[Material shown]
* start *
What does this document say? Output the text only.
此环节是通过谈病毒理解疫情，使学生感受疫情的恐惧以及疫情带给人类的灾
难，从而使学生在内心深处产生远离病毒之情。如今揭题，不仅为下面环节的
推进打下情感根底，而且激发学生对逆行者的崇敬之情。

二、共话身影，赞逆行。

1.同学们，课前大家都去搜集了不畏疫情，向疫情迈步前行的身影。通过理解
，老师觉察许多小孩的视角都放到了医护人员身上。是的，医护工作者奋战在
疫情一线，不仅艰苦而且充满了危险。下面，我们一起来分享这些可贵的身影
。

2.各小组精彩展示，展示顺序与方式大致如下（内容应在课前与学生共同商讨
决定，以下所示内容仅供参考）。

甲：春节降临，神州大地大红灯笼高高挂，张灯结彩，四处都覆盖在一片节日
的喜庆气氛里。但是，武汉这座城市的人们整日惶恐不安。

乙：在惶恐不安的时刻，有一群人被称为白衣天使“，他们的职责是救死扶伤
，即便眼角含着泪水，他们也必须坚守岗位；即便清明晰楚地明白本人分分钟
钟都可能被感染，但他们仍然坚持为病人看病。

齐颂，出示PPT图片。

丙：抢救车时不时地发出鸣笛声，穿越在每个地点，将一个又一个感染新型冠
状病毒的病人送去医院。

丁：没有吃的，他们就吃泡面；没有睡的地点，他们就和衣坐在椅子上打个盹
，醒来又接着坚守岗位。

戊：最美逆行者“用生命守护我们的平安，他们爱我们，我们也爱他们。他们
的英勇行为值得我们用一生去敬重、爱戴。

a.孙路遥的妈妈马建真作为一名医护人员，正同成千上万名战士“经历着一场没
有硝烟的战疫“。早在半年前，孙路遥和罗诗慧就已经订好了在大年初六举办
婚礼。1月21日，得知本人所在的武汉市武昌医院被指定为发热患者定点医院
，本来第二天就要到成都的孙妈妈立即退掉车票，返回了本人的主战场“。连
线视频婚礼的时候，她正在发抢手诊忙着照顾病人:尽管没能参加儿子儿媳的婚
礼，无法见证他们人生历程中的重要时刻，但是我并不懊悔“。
* end *
[Task statement] Take the material above and return all of it exactly.

[Exercise result]
What does this document say? Output the text only.
此环节是通过谈病毒理解疫情，使学生感受疫情的恐惧以及疫情带给人类的灾
难，从而使学生在内心深处产生远离病毒之情。如今揭题，不仅为下面环节的
推进打下情感根底，而且激发学生对逆行者的崇敬之情。

二、共话身影，赞逆行。

1.同学们，课前大家都去搜集了不畏疫情，向疫情迈步前行的身影。通过理解
，老师觉察许多小孩的视角都放到了医护人员身上。是的，医护工作者奋战在
疫情一线，不仅艰苦而且充满了危险。下面，我们一起来分享这些可贵的身影
。

2.各小组精彩展示，展示顺序与方式大致如下（内容应在课前与学生共同商讨
决定，以下所示内容仅供参考）。

甲：春节降临，神州大地大红灯笼高高挂，张灯结彩，四处都覆盖在一片节日
的喜庆气氛里。但是，武汉这座城市的人们整日惶恐不安。

乙：在惶恐不安的时刻，有一群人被称为白衣天使“，他们的职责是救死扶伤
，即便眼角含着泪水，他们也必须坚守岗位；即便清明晰楚地明白本人分分钟
钟都可能被感染，但他们仍然坚持为病人看病。

齐颂，出示PPT图片。

丙：抢救车时不时地发出鸣笛声，穿越在每个地点，将一个又一个感染新型冠
状病毒的病人送去医院。

丁：没有吃的，他们就吃泡面；没有睡的地点，他们就和衣坐在椅子上打个盹
，醒来又接着坚守岗位。

戊：最美逆行者“用生命守护我们的平安，他们爱我们，我们也爱他们。他们
的英勇行为值得我们用一生去敬重、爱戴。

a.孙路遥的妈妈马建真作为一名医护人员，正同成千上万名战士“经历着一场没
有硝烟的战疫“。早在半年前，孙路遥和罗诗慧就已经订好了在大年初六举办
婚礼。1月21日，得知本人所在的武汉市武昌医院被指定为发热患者定点医院
，本来第二天就要到成都的孙妈妈立即退掉车票，返回了本人的主战场“。连
线视频婚礼的时候，她正在发抢手诊忙着照顾病人:尽管没能参加儿子儿媳的婚
礼，无法见证他们人生历程中的重要时刻，但是我并不懊悔“。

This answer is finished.